■ **Given task**: Count how many lines hold the string "обеспечение", and give only that number.

>> Begin

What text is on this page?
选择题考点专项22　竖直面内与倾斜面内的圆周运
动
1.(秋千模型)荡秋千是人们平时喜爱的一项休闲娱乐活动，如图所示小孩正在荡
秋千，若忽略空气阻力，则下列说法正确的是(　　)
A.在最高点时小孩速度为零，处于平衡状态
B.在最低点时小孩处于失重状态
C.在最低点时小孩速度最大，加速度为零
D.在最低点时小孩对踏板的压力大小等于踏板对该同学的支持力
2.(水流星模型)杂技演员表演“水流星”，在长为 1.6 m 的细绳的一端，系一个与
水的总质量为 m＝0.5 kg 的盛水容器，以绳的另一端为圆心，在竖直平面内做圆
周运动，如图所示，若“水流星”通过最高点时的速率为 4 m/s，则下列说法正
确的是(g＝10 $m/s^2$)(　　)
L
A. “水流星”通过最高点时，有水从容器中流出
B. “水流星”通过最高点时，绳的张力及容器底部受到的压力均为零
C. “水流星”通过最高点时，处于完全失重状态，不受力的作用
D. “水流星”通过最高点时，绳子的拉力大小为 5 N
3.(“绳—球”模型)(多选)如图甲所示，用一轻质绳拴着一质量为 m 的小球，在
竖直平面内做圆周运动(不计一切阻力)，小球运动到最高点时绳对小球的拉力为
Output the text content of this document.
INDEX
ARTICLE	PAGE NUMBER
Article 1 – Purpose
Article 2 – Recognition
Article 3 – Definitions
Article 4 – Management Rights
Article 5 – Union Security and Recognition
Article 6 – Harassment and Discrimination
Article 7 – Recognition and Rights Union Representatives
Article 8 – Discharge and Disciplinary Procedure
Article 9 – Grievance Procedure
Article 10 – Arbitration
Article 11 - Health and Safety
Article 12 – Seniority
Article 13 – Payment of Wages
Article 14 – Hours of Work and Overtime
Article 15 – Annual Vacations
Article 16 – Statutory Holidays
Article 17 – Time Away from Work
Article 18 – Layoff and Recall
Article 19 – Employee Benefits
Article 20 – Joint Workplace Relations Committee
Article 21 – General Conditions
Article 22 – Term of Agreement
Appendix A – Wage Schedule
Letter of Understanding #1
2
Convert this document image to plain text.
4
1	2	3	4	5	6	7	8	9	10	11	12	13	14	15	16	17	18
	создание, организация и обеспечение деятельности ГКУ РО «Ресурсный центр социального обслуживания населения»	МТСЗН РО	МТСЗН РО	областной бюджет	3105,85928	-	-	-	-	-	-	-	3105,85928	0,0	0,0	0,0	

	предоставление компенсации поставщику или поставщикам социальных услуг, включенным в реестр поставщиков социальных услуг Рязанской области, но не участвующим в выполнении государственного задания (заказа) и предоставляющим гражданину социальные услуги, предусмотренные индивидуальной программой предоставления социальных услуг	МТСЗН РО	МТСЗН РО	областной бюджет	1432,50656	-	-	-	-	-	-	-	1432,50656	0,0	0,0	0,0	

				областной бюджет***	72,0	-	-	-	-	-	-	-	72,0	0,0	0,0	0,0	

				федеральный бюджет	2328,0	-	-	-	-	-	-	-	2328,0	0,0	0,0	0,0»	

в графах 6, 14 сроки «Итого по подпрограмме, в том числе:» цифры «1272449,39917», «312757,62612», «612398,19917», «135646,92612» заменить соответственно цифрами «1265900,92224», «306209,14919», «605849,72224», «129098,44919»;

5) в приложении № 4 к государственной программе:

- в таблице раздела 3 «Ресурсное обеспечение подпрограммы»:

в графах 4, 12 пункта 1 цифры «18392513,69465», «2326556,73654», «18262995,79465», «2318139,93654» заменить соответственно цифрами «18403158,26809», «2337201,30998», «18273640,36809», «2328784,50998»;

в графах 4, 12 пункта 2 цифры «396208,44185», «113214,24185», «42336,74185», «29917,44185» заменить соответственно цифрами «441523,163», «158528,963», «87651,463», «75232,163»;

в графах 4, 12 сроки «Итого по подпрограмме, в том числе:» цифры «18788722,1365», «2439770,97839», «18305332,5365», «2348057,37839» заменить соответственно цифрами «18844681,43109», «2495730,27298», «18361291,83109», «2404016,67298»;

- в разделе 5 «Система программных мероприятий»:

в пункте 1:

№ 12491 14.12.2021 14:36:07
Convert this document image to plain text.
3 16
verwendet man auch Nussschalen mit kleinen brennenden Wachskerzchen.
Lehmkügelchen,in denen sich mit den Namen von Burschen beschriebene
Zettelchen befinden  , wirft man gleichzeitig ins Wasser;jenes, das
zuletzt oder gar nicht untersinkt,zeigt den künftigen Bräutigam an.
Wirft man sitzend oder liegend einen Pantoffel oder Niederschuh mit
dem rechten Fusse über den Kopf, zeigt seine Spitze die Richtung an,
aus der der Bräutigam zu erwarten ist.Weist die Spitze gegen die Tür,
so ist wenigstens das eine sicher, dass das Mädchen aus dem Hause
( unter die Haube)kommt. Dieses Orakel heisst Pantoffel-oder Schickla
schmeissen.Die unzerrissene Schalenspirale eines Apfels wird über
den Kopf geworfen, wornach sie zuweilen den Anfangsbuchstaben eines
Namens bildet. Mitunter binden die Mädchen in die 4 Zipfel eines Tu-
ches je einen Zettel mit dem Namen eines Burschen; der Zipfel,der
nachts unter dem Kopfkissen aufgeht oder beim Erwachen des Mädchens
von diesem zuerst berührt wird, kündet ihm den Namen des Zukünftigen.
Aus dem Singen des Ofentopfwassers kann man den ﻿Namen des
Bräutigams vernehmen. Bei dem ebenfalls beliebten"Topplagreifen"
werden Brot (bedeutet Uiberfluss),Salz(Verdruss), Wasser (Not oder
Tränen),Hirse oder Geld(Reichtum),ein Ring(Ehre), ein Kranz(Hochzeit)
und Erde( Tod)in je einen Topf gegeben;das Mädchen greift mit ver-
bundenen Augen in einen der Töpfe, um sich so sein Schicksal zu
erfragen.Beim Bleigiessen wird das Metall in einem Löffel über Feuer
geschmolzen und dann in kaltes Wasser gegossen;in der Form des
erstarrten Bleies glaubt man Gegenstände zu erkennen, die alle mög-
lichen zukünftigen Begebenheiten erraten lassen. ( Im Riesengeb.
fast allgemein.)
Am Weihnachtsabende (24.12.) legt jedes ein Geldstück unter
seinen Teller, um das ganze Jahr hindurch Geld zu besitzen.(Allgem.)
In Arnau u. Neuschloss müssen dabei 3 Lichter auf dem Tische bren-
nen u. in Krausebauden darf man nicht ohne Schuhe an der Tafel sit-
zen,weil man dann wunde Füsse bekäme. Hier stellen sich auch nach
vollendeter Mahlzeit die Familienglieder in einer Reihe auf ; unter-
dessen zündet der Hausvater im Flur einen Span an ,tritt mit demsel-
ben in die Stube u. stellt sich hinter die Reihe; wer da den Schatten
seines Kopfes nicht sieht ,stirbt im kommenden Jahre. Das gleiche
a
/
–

>> End

■ **Complete output**: 2